- Short problem
A faithful transcription of all the data is required.

- Stored data entries
--------------------------------------------------
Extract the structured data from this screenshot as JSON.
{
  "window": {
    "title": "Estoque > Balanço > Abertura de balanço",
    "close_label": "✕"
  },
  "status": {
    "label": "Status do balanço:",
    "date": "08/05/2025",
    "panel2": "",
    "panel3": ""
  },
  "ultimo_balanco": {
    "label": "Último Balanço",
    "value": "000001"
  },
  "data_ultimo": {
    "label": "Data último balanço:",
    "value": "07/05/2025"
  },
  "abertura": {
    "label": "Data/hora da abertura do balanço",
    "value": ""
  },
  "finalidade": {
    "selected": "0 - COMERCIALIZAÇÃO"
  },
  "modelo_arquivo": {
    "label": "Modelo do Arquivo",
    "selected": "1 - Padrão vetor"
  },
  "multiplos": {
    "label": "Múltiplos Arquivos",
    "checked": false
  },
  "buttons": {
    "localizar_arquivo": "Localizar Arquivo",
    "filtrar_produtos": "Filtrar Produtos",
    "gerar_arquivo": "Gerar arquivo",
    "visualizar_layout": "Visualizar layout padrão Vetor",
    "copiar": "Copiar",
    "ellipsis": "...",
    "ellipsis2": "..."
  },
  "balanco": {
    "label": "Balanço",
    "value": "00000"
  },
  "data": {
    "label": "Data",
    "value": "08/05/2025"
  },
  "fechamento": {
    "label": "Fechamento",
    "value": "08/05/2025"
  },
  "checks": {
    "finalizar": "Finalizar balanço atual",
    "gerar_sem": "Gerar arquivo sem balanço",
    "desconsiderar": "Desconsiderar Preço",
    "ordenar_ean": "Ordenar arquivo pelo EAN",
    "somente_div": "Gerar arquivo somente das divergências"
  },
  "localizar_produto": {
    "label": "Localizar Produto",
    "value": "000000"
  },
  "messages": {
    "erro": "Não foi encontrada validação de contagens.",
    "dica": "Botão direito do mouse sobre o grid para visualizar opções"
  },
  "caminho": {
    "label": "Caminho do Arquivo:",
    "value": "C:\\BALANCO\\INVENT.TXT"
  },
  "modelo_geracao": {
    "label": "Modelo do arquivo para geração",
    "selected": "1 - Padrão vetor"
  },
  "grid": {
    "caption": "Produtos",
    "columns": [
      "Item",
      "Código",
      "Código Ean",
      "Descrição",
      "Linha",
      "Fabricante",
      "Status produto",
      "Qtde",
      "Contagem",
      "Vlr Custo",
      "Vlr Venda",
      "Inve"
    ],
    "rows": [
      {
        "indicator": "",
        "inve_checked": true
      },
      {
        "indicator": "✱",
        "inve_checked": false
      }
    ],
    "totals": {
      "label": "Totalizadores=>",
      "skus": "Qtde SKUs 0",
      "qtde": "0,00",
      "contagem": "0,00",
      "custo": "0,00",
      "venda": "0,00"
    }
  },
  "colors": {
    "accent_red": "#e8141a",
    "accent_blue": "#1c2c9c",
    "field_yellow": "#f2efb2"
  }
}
--------------------------------------------------
- Written reply
Extract the structured data from this screenshot as JSON.
{
  "window": {
    "title": "Estoque > Balanço > Abertura de balanço",
    "close_label": "✕"
  },
  "status": {
    "label": "Status do balanço:",
    "date": "08/05/2025",
    "panel2": "",
    "panel3": ""
  },
  "ultimo_balanco": {
    "label": "Último Balanço",
    "value": "000001"
  },
  "data_ultimo": {
    "label": "Data último balanço:",
    "value": "07/05/2025"
  },
  "abertura": {
    "label": "Data/hora da abertura do balanço",
    "value": ""
  },
  "finalidade": {
    "selected": "0 - COMERCIALIZAÇÃO"
  },
  "modelo_arquivo": {
    "label": "Modelo do Arquivo",
    "selected": "1 - Padrão vetor"
  },
  "multiplos": {
    "label": "Múltiplos Arquivos",
    "checked": false
  },
  "buttons": {
    "localizar_arquivo": "Localizar Arquivo",
    "filtrar_produtos": "Filtrar Produtos",
    "gerar_arquivo": "Gerar arquivo",
    "visualizar_layout": "Visualizar layout padrão Vetor",
    "copiar": "Copiar",
    "ellipsis": "...",
    "ellipsis2": "..."
  },
  "balanco": {
    "label": "Balanço",
    "value": "00000"
  },
  "data": {
    "label": "Data",
    "value": "08/05/2025"
  },
  "fechamento": {
    "label": "Fechamento",
    "value": "08/05/2025"
  },
  "checks": {
    "finalizar": "Finalizar balanço atual",
    "gerar_sem": "Gerar arquivo sem balanço",
    "desconsiderar": "Desconsiderar Preço",
    "ordenar_ean": "Ordenar arquivo pelo EAN",
    "somente_div": "Gerar arquivo somente das divergências"
  },
  "localizar_produto": {
    "label": "Localizar Produto",
    "value": "000000"
  },
  "messages": {
    "erro": "Não foi encontrada validação de contagens.",
    "dica": "Botão direito do mouse sobre o grid para visualizar opções"
  },
  "caminho": {
    "label": "Caminho do Arquivo:",
    "value": "C:\\BALANCO\\INVENT.TXT"
  },
  "modelo_geracao": {
    "label": "Modelo do arquivo para geração",
    "selected": "1 - Padrão vetor"
  },
  "grid": {
    "caption": "Produtos",
    "columns": [
      "Item",
      "Código",
      "Código Ean",
      "Descrição",
      "Linha",
      "Fabricante",
      "Status produto",
      "Qtde",
      "Contagem",
      "Vlr Custo",
      "Vlr Venda",
      "Inve"
    ],
    "rows": [
      {
        "indicator": "",
        "inve_checked": true
      },
      {
        "indicator": "✱",
        "inve_checked": false
      }
    ],
    "totals": {
      "label": "Totalizadores=>",
      "skus": "Qtde SKUs 0",
      "qtde": "0,00",
      "contagem": "0,00",
      "custo": "0,00",
      "venda": "0,00"
    }
  },
  "colors": {
    "accent_red": "#e8141a",
    "accent_blue": "#1c2c9c",
    "field_yellow": "#f2efb2"
  }
}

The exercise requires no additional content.